## SHORT EXERCISE
Please repeat the lines of the listing below word for word, starting with the line containing "Bar xyxy=(10,376,618,379)" and ending with the line containing "Ellipse shape xyxy=(528,135,576,146)", both included.

[Bounding box entries]
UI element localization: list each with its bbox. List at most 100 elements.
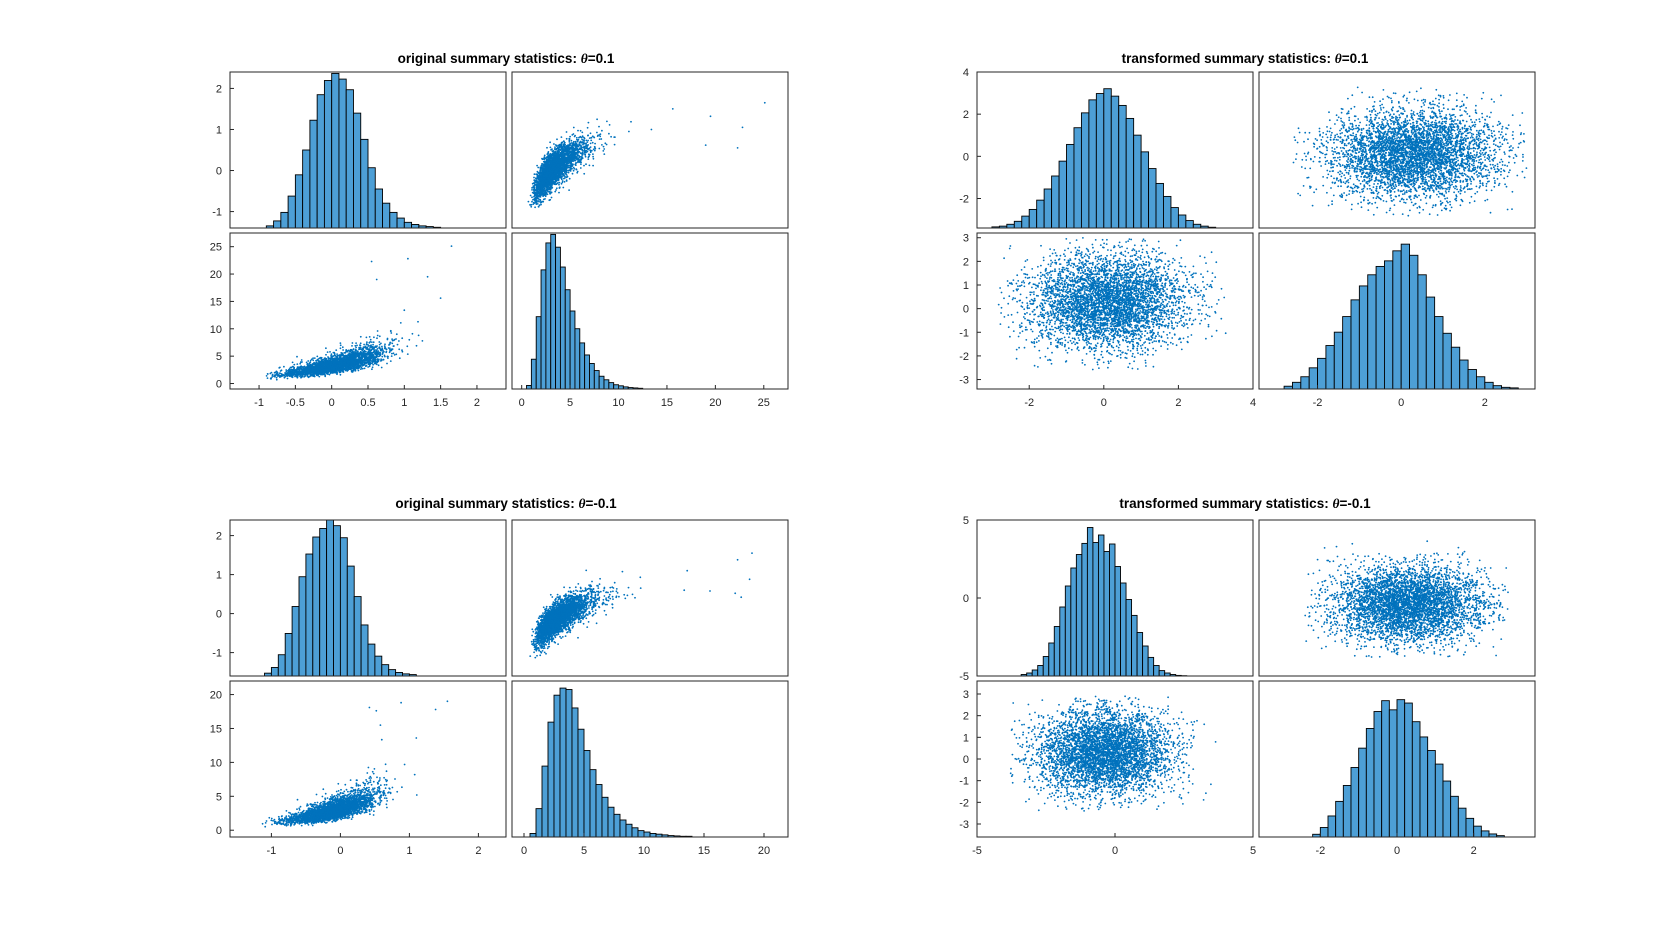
scatter-point bbox=[565, 149, 568, 151]
scatter-point bbox=[538, 172, 541, 175]
scatter-point bbox=[401, 337, 404, 340]
scatter-point bbox=[558, 191, 560, 194]
scatter-point bbox=[583, 146, 586, 149]
scatter-point bbox=[538, 175, 541, 178]
scatter-point bbox=[590, 149, 593, 152]
scatter-point bbox=[547, 161, 550, 164]
scatter-point bbox=[559, 154, 562, 156]
scatter-point bbox=[554, 167, 556, 170]
scatter-point bbox=[401, 350, 404, 353]
scatter-point bbox=[535, 196, 537, 199]
scatter-point bbox=[270, 377, 272, 380]
scatter-point bbox=[540, 179, 543, 182]
scatter-point bbox=[581, 131, 584, 134]
scatter-point bbox=[557, 171, 560, 174]
scatter-point bbox=[554, 153, 557, 155]
scatter-point bbox=[549, 170, 552, 173]
scatter-point bbox=[552, 166, 554, 169]
scatter-point bbox=[378, 335, 381, 338]
scatter-point bbox=[265, 375, 268, 377]
scatter-point bbox=[552, 162, 555, 165]
scatter-point bbox=[545, 192, 548, 195]
scatter-point bbox=[578, 156, 581, 159]
scatter-point bbox=[535, 187, 538, 190]
scatter-point bbox=[565, 131, 568, 133]
scatter-point bbox=[312, 357, 314, 359]
scatter-point bbox=[561, 153, 564, 156]
scatter-point bbox=[575, 136, 578, 139]
scatter-point bbox=[550, 196, 553, 199]
hist-bar bbox=[389, 211, 398, 229]
scatter-point bbox=[541, 158, 544, 161]
scatter-point bbox=[558, 145, 561, 147]
y-tick-label: 0 bbox=[216, 166, 222, 178]
scatter-point bbox=[563, 155, 566, 158]
hist-bar bbox=[353, 112, 362, 229]
scatter-point bbox=[365, 336, 368, 339]
hist-bar bbox=[309, 119, 318, 229]
scatter-point bbox=[555, 158, 558, 161]
scatter-point bbox=[553, 151, 556, 154]
scatter-point bbox=[388, 343, 391, 346]
scatter-point bbox=[572, 169, 575, 172]
scatter-point bbox=[553, 158, 556, 161]
scatter-point bbox=[371, 366, 374, 369]
scatter-point bbox=[586, 144, 589, 147]
scatter-point bbox=[355, 342, 357, 344]
scatter-point bbox=[531, 196, 533, 199]
scatter-point bbox=[551, 174, 554, 177]
scatter-point bbox=[602, 145, 605, 148]
scatter-point bbox=[578, 136, 580, 139]
scatter-point bbox=[321, 358, 324, 361]
scatter-point bbox=[527, 200, 530, 203]
scatter-point bbox=[587, 148, 590, 150]
scatter-point bbox=[572, 146, 574, 149]
scatter-point bbox=[398, 348, 401, 351]
scatter-point bbox=[568, 189, 570, 192]
scatter-point bbox=[579, 167, 582, 169]
scatter-point bbox=[533, 186, 536, 189]
hist-bar bbox=[403, 221, 413, 229]
y-tick-label: 1 bbox=[216, 124, 222, 136]
scatter-point bbox=[530, 205, 533, 208]
scatter-point bbox=[539, 198, 542, 201]
scatter-point bbox=[329, 351, 331, 353]
scatter-point bbox=[552, 168, 555, 171]
scatter-point bbox=[574, 156, 577, 159]
scatter-point bbox=[709, 115, 712, 118]
scatter-point bbox=[555, 165, 558, 168]
scatter-point bbox=[339, 344, 342, 347]
scatter-point bbox=[561, 160, 563, 163]
scatter-point bbox=[584, 155, 587, 158]
scatter-point bbox=[592, 157, 595, 160]
scatter-point bbox=[537, 197, 539, 200]
scatter-point bbox=[548, 171, 550, 174]
hist-bar bbox=[360, 138, 369, 229]
scatter-point bbox=[592, 153, 594, 156]
scatter-point bbox=[307, 360, 310, 362]
scatter-point bbox=[540, 184, 543, 187]
y-tick-label: 2 bbox=[216, 83, 222, 95]
scatter-point bbox=[531, 191, 534, 194]
scatter-point bbox=[569, 135, 571, 138]
scatter-point bbox=[330, 353, 333, 356]
scatter-point bbox=[575, 162, 577, 165]
scatter-point bbox=[593, 136, 596, 139]
scatter-point bbox=[576, 157, 578, 160]
scatter-point bbox=[554, 190, 557, 193]
scatter-point bbox=[546, 188, 549, 191]
scatter-point bbox=[577, 129, 579, 132]
scatter-point bbox=[535, 173, 538, 176]
scatter-point bbox=[551, 185, 553, 187]
scatter-point bbox=[543, 182, 545, 185]
scatter-point bbox=[571, 172, 574, 175]
scatter-point bbox=[559, 159, 561, 162]
scatter-point bbox=[370, 341, 373, 343]
scatter-point bbox=[583, 164, 585, 167]
scatter-point bbox=[548, 168, 551, 171]
scatter-point bbox=[565, 167, 568, 170]
scatter-point bbox=[557, 159, 560, 162]
scatter-point bbox=[593, 145, 596, 148]
y-tick-label: -1 bbox=[212, 207, 222, 219]
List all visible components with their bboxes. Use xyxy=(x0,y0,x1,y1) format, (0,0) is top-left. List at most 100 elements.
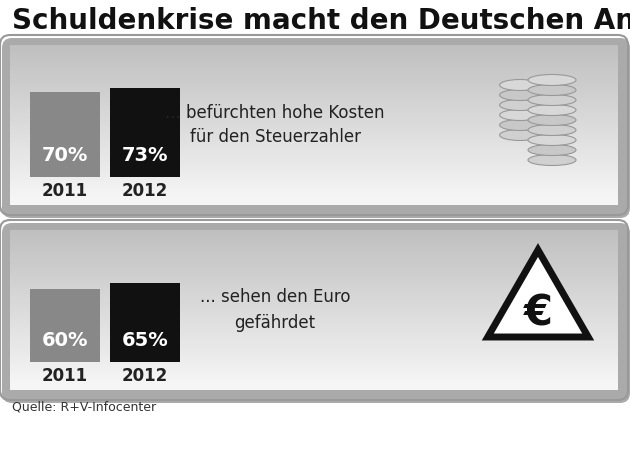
Bar xyxy=(10,376,618,379)
FancyBboxPatch shape xyxy=(2,38,630,218)
Bar xyxy=(10,197,618,200)
Bar xyxy=(10,344,618,347)
Bar xyxy=(10,262,618,265)
Bar xyxy=(10,304,618,307)
Bar xyxy=(10,175,618,178)
Ellipse shape xyxy=(528,95,576,106)
Bar xyxy=(10,148,618,152)
Bar xyxy=(10,165,618,167)
Bar xyxy=(10,259,618,262)
Bar xyxy=(10,167,618,170)
Bar xyxy=(10,323,618,326)
Bar xyxy=(10,186,618,189)
Bar xyxy=(110,283,180,362)
Bar xyxy=(10,288,618,291)
Bar xyxy=(10,352,618,355)
Bar xyxy=(10,379,618,382)
Bar xyxy=(10,106,618,109)
Bar xyxy=(10,365,618,369)
Ellipse shape xyxy=(528,135,576,146)
Bar xyxy=(10,135,618,138)
Bar xyxy=(110,88,180,177)
Bar xyxy=(10,374,618,377)
Bar xyxy=(10,157,618,160)
Bar xyxy=(10,130,618,133)
Text: Quelle: R+V-Infocenter: Quelle: R+V-Infocenter xyxy=(12,400,156,413)
Bar xyxy=(10,87,618,91)
Bar xyxy=(10,188,618,192)
Bar xyxy=(10,318,618,321)
Bar xyxy=(10,82,618,85)
Bar xyxy=(10,238,618,241)
Text: 65%: 65% xyxy=(122,331,168,350)
Ellipse shape xyxy=(528,115,576,126)
Bar xyxy=(10,92,618,96)
Bar xyxy=(10,267,618,270)
Bar xyxy=(10,52,618,56)
Bar xyxy=(10,125,618,128)
Bar xyxy=(10,183,618,187)
Bar xyxy=(10,384,618,387)
Bar xyxy=(10,146,618,149)
Bar xyxy=(10,79,618,82)
Bar xyxy=(10,360,618,364)
Bar xyxy=(10,302,618,305)
Bar xyxy=(10,101,618,104)
Bar xyxy=(10,264,618,268)
Bar xyxy=(10,256,618,259)
Bar xyxy=(10,122,618,125)
Bar xyxy=(10,172,618,176)
Bar xyxy=(10,251,618,254)
Bar xyxy=(10,170,618,173)
Bar xyxy=(10,336,618,339)
Bar xyxy=(10,235,618,238)
Bar xyxy=(10,63,618,66)
Bar xyxy=(10,66,618,69)
Text: ... befürchten hohe Kosten
für den Steuerzahler: ... befürchten hohe Kosten für den Steue… xyxy=(165,103,385,147)
Bar xyxy=(10,328,618,331)
Bar xyxy=(10,299,618,302)
Text: 2011: 2011 xyxy=(42,182,88,200)
Bar xyxy=(10,55,618,58)
Bar xyxy=(10,253,618,257)
Bar xyxy=(10,138,618,141)
Bar xyxy=(10,283,618,286)
Bar xyxy=(10,248,618,251)
Bar xyxy=(10,103,618,106)
Bar xyxy=(10,334,618,337)
Bar xyxy=(10,381,618,384)
Bar xyxy=(10,291,618,294)
Bar xyxy=(10,127,618,130)
Bar xyxy=(10,108,618,111)
Ellipse shape xyxy=(500,100,541,111)
Bar xyxy=(10,368,618,371)
Text: Schuldenkrise macht den Deutschen Angst: Schuldenkrise macht den Deutschen Angst xyxy=(12,7,630,35)
Bar xyxy=(10,320,618,324)
Ellipse shape xyxy=(528,105,576,116)
Bar xyxy=(10,141,618,144)
Ellipse shape xyxy=(500,80,541,91)
Bar xyxy=(10,85,618,88)
Text: €: € xyxy=(524,293,553,335)
Bar xyxy=(10,154,618,157)
Bar xyxy=(10,246,618,249)
Bar xyxy=(10,159,618,162)
Text: 2012: 2012 xyxy=(122,367,168,385)
Bar xyxy=(10,98,618,101)
Ellipse shape xyxy=(500,120,541,131)
Bar xyxy=(10,151,618,154)
Bar xyxy=(10,285,618,288)
Bar xyxy=(10,325,618,329)
Ellipse shape xyxy=(528,85,576,96)
Bar xyxy=(10,90,618,93)
Bar xyxy=(10,363,618,366)
Bar xyxy=(10,229,618,233)
Bar xyxy=(10,269,618,273)
Bar xyxy=(10,339,618,342)
Text: 60%: 60% xyxy=(42,331,88,350)
Bar xyxy=(10,47,618,51)
Text: 2012: 2012 xyxy=(122,182,168,200)
Bar xyxy=(10,95,618,98)
Bar xyxy=(10,50,618,53)
Bar xyxy=(10,293,618,297)
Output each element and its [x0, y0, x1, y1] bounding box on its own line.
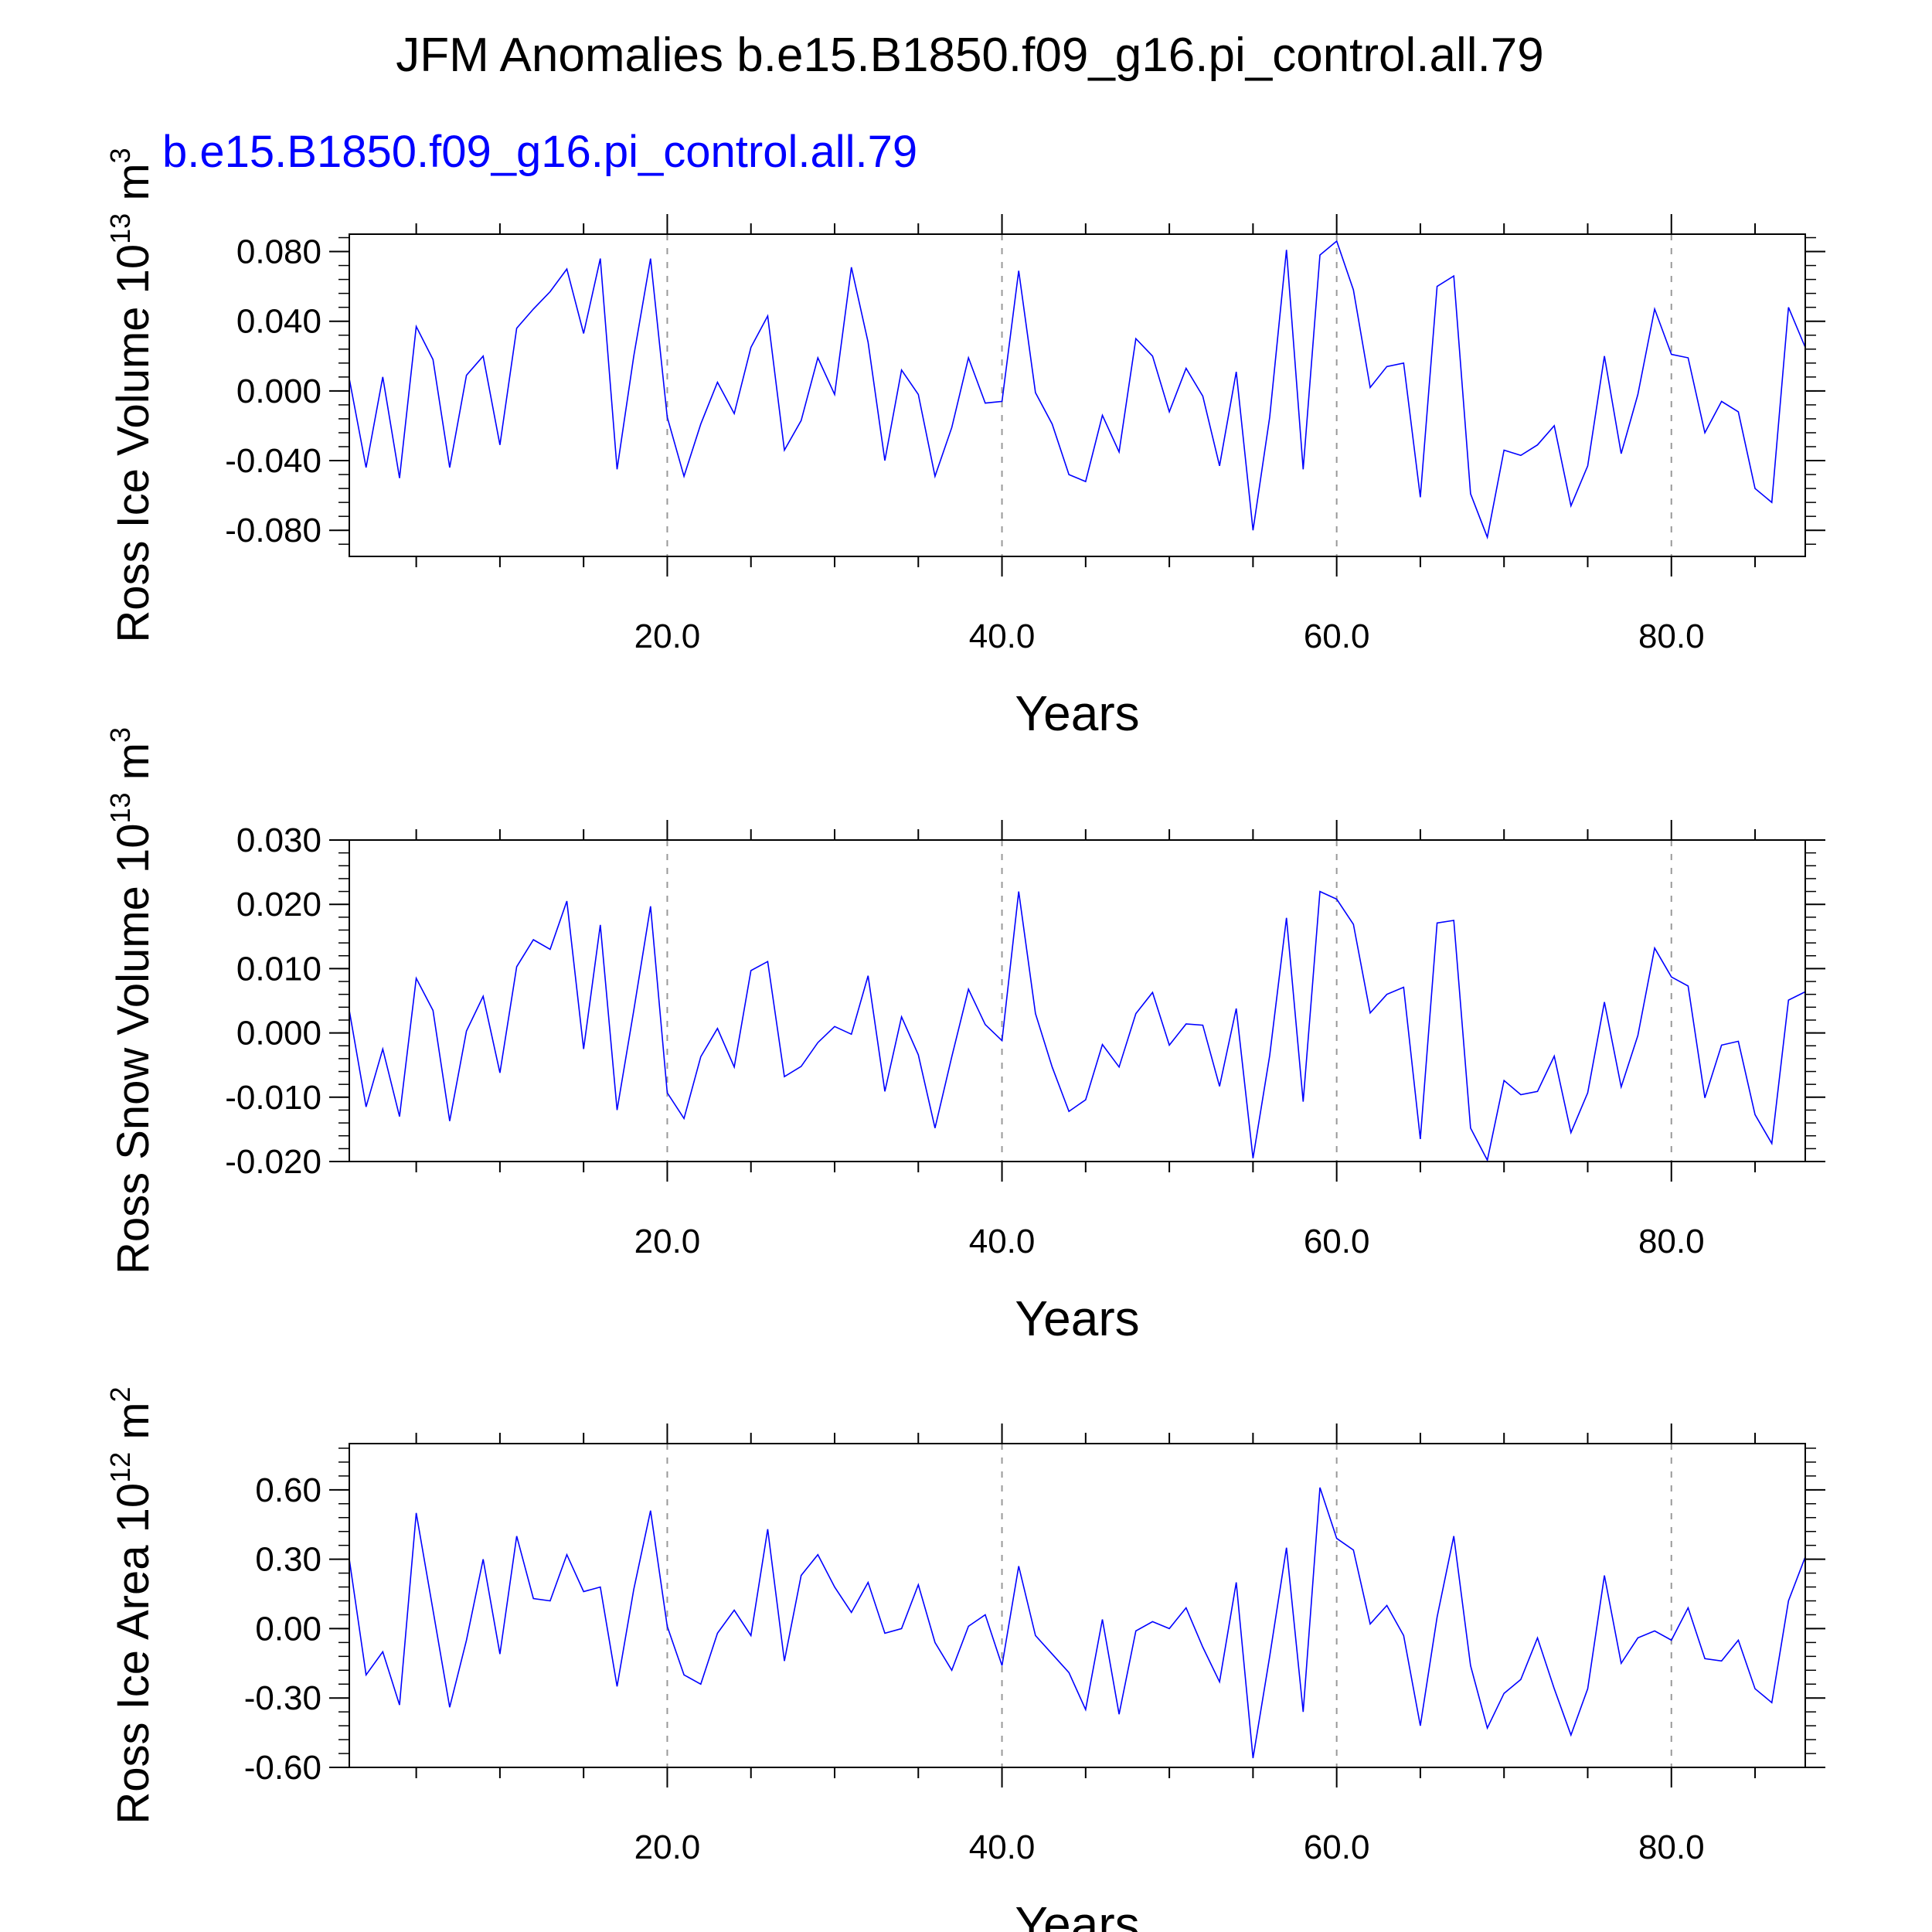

## TASK RESPONSE
Bar xyxy=(10,376,618,379)
FancyBboxPatch shape xyxy=(2,38,630,218)
Bar xyxy=(10,197,618,200)
Bar xyxy=(10,344,618,347)
Bar xyxy=(10,262,618,265)
Bar xyxy=(10,304,618,307)
Bar xyxy=(10,175,618,178)
Ellipse shape xyxy=(528,95,576,106)
Bar xyxy=(10,148,618,152)
Bar xyxy=(10,165,618,167)
Bar xyxy=(10,259,618,262)
Bar xyxy=(10,167,618,170)
Bar xyxy=(10,323,618,326)
Bar xyxy=(10,186,618,189)
Bar xyxy=(110,283,180,362)
Bar xyxy=(10,288,618,291)
Bar xyxy=(10,352,618,355)
Bar xyxy=(10,379,618,382)
Bar xyxy=(10,106,618,109)
Bar xyxy=(10,365,618,369)
Ellipse shape xyxy=(528,135,576,146)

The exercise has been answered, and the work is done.